» **Rows from a dataset**
┄┄┄┄┄┄
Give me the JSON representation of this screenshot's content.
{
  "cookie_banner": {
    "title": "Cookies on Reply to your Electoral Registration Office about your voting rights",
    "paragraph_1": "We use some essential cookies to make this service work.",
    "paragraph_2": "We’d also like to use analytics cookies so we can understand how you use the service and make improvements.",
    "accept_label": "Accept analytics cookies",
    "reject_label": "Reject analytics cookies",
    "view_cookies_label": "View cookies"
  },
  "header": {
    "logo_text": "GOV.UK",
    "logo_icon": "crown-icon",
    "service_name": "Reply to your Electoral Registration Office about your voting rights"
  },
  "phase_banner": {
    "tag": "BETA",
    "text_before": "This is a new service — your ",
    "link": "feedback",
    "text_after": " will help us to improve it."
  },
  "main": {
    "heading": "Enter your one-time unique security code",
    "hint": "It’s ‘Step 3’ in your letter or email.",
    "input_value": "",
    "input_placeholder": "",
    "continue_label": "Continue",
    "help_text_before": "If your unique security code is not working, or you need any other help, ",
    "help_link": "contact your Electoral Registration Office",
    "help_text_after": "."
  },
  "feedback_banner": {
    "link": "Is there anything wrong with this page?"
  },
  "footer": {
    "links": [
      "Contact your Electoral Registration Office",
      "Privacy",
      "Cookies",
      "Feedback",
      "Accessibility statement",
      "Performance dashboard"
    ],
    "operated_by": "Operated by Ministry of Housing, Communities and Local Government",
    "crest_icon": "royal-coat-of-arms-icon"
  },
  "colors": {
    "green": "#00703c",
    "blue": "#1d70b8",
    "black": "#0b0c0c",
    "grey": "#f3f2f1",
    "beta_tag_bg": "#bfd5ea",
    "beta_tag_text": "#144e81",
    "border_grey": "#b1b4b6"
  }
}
┄┄┄┄┄┄
» **What you need to do**
Retype the whole listing, matching it exactly.

» **Problem solution**
Give me the JSON representation of this screenshot's content.
{
  "cookie_banner": {
    "title": "Cookies on Reply to your Electoral Registration Office about your voting rights",
    "paragraph_1": "We use some essential cookies to make this service work.",
    "paragraph_2": "We’d also like to use analytics cookies so we can understand how you use the service and make improvements.",
    "accept_label": "Accept analytics cookies",
    "reject_label": "Reject analytics cookies",
    "view_cookies_label": "View cookies"
  },
  "header": {
    "logo_text": "GOV.UK",
    "logo_icon": "crown-icon",
    "service_name": "Reply to your Electoral Registration Office about your voting rights"
  },
  "phase_banner": {
    "tag": "BETA",
    "text_before": "This is a new service — your ",
    "link": "feedback",
    "text_after": " will help us to improve it."
  },
  "main": {
    "heading": "Enter your one-time unique security code",
    "hint": "It’s ‘Step 3’ in your letter or email.",
    "input_value": "",
    "input_placeholder": "",
    "continue_label": "Continue",
    "help_text_before": "If your unique security code is not working, or you need any other help, ",
    "help_link": "contact your Electoral Registration Office",
    "help_text_after": "."
  },
  "feedback_banner": {
    "link": "Is there anything wrong with this page?"
  },
  "footer": {
    "links": [
      "Contact your Electoral Registration Office",
      "Privacy",
      "Cookies",
      "Feedback",
      "Accessibility statement",
      "Performance dashboard"
    ],
    "operated_by": "Operated by Ministry of Housing, Communities and Local Government",
    "crest_icon": "royal-coat-of-arms-icon"
  },
  "colors": {
    "green": "#00703c",
    "blue": "#1d70b8",
    "black": "#0b0c0c",
    "grey": "#f3f2f1",
    "beta_tag_bg": "#bfd5ea",
    "beta_tag_text": "#144e81",
    "border_grey": "#b1b4b6"
  }
}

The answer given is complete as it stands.